(Raw records)
====

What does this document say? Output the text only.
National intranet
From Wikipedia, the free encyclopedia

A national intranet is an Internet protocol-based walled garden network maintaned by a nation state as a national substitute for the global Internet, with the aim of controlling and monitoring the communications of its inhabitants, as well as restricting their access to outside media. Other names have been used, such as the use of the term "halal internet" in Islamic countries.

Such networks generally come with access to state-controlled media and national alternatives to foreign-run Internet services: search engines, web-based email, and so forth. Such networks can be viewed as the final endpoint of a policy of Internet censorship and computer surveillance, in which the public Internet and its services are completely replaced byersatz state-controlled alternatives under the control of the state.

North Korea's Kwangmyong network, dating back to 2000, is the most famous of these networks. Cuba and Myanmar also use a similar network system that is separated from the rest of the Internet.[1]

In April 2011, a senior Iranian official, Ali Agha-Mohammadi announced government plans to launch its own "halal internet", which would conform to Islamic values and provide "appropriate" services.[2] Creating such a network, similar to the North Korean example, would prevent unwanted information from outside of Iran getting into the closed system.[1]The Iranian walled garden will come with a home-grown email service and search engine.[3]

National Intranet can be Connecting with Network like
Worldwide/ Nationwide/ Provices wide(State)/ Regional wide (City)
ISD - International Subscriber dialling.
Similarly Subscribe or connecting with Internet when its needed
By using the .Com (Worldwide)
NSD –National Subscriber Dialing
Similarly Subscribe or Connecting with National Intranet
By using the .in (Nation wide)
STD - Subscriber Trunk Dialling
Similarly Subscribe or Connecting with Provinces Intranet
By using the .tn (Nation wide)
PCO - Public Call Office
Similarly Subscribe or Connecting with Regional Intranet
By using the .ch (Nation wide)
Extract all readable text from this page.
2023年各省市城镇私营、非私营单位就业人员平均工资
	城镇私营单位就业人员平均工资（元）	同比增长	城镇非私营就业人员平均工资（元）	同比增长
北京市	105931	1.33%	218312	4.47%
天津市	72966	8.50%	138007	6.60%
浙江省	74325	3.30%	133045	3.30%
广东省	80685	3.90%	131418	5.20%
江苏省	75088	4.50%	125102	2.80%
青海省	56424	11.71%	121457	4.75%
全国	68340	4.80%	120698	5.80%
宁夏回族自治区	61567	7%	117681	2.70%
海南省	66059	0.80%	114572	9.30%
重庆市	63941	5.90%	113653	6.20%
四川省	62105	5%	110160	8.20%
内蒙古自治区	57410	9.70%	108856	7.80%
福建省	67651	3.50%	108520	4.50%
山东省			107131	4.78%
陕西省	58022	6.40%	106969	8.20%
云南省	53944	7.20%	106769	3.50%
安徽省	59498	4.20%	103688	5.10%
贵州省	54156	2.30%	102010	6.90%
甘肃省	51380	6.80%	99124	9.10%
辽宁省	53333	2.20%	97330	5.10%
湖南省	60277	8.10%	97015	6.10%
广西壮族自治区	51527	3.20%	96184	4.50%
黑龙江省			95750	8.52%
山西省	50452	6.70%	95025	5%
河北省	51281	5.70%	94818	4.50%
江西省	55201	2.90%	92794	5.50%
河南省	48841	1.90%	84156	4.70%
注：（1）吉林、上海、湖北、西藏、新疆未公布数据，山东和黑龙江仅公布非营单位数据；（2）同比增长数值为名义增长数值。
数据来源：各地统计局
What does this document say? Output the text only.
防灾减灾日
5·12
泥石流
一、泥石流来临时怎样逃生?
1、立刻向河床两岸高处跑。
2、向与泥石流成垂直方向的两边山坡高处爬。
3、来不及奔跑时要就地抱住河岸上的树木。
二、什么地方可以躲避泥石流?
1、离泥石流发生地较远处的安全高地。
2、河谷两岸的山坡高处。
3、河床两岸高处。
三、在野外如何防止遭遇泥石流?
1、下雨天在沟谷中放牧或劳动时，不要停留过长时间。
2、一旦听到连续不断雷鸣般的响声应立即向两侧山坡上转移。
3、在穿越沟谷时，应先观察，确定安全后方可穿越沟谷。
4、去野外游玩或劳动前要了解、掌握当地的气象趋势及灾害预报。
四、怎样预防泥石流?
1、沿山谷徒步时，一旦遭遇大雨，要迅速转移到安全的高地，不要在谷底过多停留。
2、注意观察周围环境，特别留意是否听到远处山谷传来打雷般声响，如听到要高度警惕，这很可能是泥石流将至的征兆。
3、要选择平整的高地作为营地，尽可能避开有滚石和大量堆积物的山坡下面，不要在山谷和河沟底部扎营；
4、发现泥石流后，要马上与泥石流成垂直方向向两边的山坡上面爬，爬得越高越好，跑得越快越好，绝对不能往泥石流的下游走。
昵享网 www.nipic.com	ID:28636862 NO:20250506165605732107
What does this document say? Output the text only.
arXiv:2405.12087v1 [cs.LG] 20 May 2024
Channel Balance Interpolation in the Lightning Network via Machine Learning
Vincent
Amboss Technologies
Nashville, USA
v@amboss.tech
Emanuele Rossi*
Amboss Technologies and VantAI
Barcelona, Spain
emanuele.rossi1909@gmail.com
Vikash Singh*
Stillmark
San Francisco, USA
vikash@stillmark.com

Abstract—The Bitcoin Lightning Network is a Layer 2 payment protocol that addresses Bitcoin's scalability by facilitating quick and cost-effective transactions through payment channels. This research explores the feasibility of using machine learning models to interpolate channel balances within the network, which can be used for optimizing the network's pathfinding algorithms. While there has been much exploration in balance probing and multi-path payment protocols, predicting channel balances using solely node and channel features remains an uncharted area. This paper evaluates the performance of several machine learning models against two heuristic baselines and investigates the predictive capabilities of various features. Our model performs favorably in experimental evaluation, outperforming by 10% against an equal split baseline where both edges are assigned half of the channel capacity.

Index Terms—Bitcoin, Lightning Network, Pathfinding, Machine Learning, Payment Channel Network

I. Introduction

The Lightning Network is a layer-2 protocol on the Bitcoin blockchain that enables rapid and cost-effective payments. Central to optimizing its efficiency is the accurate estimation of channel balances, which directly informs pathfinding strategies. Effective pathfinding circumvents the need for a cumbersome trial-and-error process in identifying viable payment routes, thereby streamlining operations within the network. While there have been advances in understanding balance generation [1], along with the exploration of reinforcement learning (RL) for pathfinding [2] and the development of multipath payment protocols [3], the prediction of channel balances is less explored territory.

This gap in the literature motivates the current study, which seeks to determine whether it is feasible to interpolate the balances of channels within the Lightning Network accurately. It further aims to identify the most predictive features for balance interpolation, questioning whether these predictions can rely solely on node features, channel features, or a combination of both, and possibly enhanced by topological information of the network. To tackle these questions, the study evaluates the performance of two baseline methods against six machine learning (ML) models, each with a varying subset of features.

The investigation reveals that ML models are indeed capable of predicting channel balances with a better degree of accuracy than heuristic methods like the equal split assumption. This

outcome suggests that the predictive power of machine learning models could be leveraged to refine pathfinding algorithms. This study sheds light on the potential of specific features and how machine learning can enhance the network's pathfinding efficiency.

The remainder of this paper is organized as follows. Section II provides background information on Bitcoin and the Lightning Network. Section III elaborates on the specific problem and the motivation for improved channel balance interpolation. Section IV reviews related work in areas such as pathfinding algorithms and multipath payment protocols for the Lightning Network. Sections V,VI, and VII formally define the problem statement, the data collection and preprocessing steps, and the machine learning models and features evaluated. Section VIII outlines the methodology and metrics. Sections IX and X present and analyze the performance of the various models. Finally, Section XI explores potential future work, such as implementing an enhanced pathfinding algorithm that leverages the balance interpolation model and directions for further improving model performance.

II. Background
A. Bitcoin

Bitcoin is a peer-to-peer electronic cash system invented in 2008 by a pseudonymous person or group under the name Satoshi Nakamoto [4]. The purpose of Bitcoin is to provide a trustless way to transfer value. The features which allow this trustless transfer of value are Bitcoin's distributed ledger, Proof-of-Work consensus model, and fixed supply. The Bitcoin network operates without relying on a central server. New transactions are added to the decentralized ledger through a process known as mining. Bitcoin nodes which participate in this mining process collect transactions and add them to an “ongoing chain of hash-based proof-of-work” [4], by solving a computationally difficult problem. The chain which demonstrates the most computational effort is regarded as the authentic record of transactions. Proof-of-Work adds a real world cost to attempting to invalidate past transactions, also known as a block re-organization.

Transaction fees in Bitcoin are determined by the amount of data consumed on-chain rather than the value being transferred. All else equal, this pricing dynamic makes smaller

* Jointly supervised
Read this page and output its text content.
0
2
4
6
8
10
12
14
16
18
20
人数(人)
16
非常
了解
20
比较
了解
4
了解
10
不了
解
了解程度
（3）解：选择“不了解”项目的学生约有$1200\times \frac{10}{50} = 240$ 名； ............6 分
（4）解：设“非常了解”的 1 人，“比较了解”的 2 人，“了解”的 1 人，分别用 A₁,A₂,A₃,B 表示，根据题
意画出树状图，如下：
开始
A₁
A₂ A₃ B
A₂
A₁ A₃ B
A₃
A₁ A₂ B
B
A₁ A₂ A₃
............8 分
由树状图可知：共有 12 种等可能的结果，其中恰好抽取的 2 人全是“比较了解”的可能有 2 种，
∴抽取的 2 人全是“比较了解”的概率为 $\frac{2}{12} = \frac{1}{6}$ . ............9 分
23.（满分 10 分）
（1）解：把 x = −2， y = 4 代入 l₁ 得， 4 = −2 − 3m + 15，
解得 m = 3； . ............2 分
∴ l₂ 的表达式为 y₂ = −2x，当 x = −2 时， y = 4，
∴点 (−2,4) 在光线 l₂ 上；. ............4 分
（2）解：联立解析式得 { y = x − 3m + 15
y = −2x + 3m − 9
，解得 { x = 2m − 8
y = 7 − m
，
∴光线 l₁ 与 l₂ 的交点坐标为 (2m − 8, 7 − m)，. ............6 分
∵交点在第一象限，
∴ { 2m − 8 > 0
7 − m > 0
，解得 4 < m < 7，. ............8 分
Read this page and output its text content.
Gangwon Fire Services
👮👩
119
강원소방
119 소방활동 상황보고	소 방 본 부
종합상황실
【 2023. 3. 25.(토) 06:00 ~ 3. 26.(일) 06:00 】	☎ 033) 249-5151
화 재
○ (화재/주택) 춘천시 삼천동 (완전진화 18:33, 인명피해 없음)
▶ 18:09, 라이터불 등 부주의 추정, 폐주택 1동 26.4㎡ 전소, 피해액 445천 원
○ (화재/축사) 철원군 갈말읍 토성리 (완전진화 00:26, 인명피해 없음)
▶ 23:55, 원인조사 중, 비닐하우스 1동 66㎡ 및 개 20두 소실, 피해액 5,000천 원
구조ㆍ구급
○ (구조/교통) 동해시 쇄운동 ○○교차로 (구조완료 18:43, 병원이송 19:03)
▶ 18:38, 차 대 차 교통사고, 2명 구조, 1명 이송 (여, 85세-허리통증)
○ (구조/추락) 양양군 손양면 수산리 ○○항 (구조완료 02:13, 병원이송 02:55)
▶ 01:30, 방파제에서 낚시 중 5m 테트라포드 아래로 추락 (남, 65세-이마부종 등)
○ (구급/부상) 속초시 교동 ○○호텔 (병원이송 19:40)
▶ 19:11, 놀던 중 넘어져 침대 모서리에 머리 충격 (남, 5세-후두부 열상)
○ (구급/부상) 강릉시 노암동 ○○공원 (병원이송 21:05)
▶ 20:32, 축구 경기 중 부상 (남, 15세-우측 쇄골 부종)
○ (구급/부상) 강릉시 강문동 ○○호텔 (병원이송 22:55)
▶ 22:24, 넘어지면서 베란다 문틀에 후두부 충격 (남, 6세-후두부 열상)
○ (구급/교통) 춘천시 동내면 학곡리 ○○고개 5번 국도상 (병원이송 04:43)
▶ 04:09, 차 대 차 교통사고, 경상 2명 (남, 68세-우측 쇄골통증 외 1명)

====

◆ What needs to be done:
Report the number of lines in the listing where the string "Technologies" appears, and nothing besides.

◆ Exercise response:
2